Items listed in a dataset
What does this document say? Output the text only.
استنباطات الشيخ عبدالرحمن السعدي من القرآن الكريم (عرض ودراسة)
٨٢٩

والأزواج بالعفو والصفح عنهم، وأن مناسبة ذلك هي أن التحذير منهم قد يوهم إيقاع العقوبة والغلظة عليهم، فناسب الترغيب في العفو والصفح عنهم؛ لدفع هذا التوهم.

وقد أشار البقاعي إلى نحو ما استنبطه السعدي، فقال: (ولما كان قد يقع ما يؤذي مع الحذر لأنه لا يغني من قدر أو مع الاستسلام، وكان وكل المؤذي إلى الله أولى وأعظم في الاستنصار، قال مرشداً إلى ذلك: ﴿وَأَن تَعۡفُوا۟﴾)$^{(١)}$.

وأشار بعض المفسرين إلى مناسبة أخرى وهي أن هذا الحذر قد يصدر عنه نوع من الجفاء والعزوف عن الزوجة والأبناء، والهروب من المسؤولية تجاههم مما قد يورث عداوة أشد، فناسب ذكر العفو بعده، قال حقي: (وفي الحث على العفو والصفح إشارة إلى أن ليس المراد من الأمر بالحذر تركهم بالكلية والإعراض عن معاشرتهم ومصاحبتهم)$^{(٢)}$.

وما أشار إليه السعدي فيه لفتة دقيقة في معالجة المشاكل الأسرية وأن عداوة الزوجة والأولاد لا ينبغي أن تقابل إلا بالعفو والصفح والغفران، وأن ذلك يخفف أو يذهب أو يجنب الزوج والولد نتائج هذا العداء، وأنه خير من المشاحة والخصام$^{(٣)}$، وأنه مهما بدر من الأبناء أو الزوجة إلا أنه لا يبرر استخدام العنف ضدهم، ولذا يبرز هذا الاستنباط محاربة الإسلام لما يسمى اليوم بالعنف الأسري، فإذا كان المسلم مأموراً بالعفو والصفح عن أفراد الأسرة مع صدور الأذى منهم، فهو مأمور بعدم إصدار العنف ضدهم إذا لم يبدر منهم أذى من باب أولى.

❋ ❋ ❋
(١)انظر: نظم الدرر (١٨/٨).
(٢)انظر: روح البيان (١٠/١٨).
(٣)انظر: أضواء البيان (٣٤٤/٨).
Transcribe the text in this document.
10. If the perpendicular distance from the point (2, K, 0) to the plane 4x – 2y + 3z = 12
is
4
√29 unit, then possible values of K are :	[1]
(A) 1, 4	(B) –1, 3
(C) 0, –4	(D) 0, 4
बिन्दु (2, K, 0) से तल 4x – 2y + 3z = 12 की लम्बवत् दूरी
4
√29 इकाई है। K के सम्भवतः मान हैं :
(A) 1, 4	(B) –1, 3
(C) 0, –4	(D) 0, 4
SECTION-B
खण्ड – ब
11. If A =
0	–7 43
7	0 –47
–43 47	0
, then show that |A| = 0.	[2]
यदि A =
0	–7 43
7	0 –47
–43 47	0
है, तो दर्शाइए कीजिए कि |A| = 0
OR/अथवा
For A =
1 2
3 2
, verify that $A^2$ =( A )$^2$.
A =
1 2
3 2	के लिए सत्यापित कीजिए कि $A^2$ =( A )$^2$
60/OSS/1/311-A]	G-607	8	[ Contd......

EXERCISE PROMPT: Repeat word for word every line from the one that holds "Transcribe the text in this document." to the end. Both ends count.

SOLUTION FOR THIS EXERCISE:
Transcribe the text in this document.
10. If the perpendicular distance from the point (2, K, 0) to the plane 4x – 2y + 3z = 12
is
4
√29 unit, then possible values of K are :	[1]
(A) 1, 4	(B) –1, 3
(C) 0, –4	(D) 0, 4
बिन्दु (2, K, 0) से तल 4x – 2y + 3z = 12 की लम्बवत् दूरी
4
√29 इकाई है। K के सम्भवतः मान हैं :
(A) 1, 4	(B) –1, 3
(C) 0, –4	(D) 0, 4
SECTION-B
खण्ड – ब
11. If A =
0	–7 43
7	0 –47
–43 47	0
, then show that |A| = 0.	[2]
यदि A =
0	–7 43
7	0 –47
–43 47	0
है, तो दर्शाइए कीजिए कि |A| = 0
OR/अथवा
For A =
1 2
3 2
, verify that $A^2$ =( A )$^2$.
A =
1 2
3 2	के लिए सत्यापित कीजिए कि $A^2$ =( A )$^2$
60/OSS/1/311-A]	G-607	8	[ Contd......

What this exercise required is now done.